══ DATA FOR THE TASK

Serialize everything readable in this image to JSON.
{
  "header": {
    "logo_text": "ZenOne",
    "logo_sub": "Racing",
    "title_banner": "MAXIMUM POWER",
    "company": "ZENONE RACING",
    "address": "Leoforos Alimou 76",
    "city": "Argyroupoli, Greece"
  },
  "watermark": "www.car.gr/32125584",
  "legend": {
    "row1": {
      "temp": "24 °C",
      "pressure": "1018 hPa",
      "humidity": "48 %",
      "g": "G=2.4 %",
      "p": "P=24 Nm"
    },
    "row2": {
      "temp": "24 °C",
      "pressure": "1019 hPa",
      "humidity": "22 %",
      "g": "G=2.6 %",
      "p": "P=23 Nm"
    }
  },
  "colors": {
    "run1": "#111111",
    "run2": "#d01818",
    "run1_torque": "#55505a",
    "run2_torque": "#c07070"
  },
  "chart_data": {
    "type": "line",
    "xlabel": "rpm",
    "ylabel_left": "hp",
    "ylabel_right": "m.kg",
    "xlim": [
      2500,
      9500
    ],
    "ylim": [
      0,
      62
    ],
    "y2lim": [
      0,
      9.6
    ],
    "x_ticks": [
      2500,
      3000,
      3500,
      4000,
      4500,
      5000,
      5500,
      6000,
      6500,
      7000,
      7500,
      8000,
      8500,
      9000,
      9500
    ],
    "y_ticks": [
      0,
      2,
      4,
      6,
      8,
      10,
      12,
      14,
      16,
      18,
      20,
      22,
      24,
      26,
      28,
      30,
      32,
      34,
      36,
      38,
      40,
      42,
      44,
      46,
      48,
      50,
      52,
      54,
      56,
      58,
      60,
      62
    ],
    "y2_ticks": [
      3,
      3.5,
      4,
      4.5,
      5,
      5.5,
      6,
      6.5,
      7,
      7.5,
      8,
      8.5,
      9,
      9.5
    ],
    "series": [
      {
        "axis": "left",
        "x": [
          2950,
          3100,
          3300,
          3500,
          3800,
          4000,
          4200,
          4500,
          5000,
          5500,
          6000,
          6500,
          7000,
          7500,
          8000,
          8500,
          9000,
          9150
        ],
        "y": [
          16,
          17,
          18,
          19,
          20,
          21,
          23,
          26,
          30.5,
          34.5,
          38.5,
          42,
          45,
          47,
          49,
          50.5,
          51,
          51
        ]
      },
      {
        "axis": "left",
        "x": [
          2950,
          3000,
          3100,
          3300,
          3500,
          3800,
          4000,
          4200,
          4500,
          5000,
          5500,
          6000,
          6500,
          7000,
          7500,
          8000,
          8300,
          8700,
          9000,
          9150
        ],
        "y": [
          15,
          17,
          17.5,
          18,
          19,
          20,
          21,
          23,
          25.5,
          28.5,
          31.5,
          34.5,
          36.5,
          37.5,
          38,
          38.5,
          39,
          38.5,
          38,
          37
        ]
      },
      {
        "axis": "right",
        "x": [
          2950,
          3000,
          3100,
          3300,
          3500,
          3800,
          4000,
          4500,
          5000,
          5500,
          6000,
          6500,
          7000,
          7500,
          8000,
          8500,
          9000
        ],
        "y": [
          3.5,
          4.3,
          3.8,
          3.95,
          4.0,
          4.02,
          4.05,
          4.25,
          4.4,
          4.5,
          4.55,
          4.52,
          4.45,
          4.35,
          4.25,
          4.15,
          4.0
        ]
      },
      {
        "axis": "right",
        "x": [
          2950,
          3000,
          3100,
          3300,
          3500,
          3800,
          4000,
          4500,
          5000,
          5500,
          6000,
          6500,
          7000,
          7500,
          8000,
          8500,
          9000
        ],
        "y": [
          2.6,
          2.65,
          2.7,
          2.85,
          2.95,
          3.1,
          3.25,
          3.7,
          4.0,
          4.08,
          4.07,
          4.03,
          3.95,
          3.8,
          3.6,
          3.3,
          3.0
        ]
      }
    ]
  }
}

════

> TO DO
Report each line in the preceding entries that holds the string "pressure".

> SOLUTION TO THIS EXERCISE
      "pressure": "1018 hPa",
      "pressure": "1019 hPa",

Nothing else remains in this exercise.